◆ **Exercise description**
Filter the records for lines holding the string "articles".

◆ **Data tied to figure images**
^^^^^^^^

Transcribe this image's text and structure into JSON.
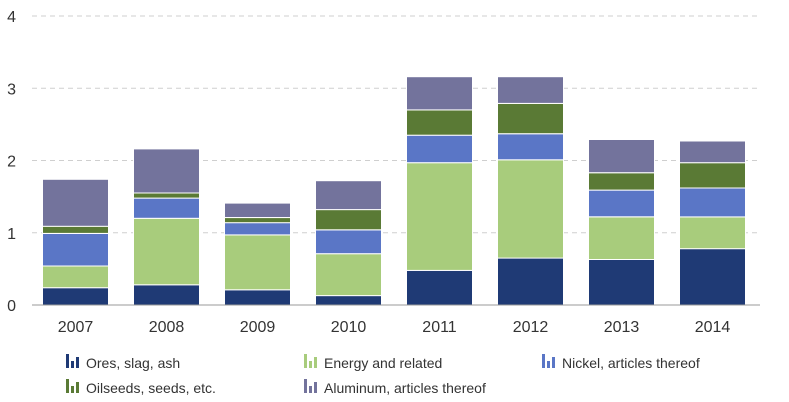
{
  "chart_data": {
    "type": "bar",
    "stacked": true,
    "categories": [
      "2007",
      "2008",
      "2009",
      "2010",
      "2011",
      "2012",
      "2013",
      "2014"
    ],
    "ylim": [
      0,
      4
    ],
    "yticks": [
      "0",
      "1",
      "2",
      "3",
      "4"
    ],
    "grid": true,
    "legend_position": "bottom",
    "series": [
      {
        "name": "Ores, slag, ash",
        "color": "#1f3a75",
        "values": [
          0.24,
          0.28,
          0.21,
          0.13,
          0.48,
          0.65,
          0.63,
          0.78
        ]
      },
      {
        "name": "Energy and related",
        "color": "#a8cc7c",
        "values": [
          0.3,
          0.92,
          0.76,
          0.58,
          1.49,
          1.36,
          0.59,
          0.44
        ]
      },
      {
        "name": "Nickel, articles thereof",
        "color": "#5a76c6",
        "values": [
          0.45,
          0.28,
          0.17,
          0.33,
          0.38,
          0.36,
          0.37,
          0.4
        ]
      },
      {
        "name": "Oilseeds, seeds, etc.",
        "color": "#5a7a35",
        "values": [
          0.1,
          0.07,
          0.07,
          0.28,
          0.35,
          0.42,
          0.24,
          0.35
        ]
      },
      {
        "name": "Aluminum, articles thereof",
        "color": "#73739c",
        "values": [
          0.65,
          0.61,
          0.2,
          0.4,
          0.46,
          0.37,
          0.46,
          0.3
        ]
      }
    ]
  }
}
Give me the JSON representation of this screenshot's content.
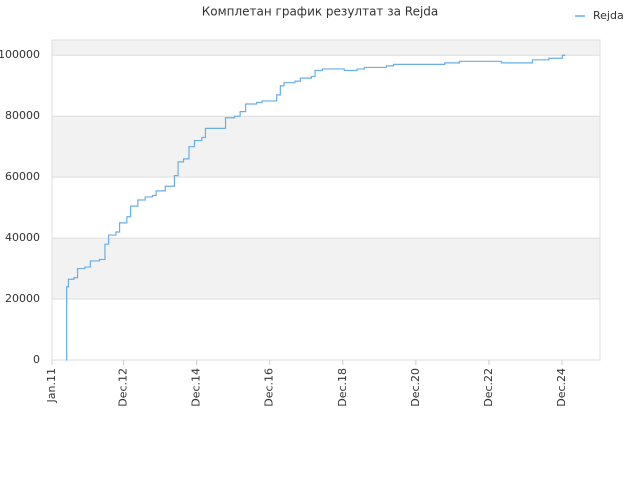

^^^^^^^^

◆ **Complete answer**
        "name": "Nickel, articles thereof",
        "name": "Aluminum, articles thereof",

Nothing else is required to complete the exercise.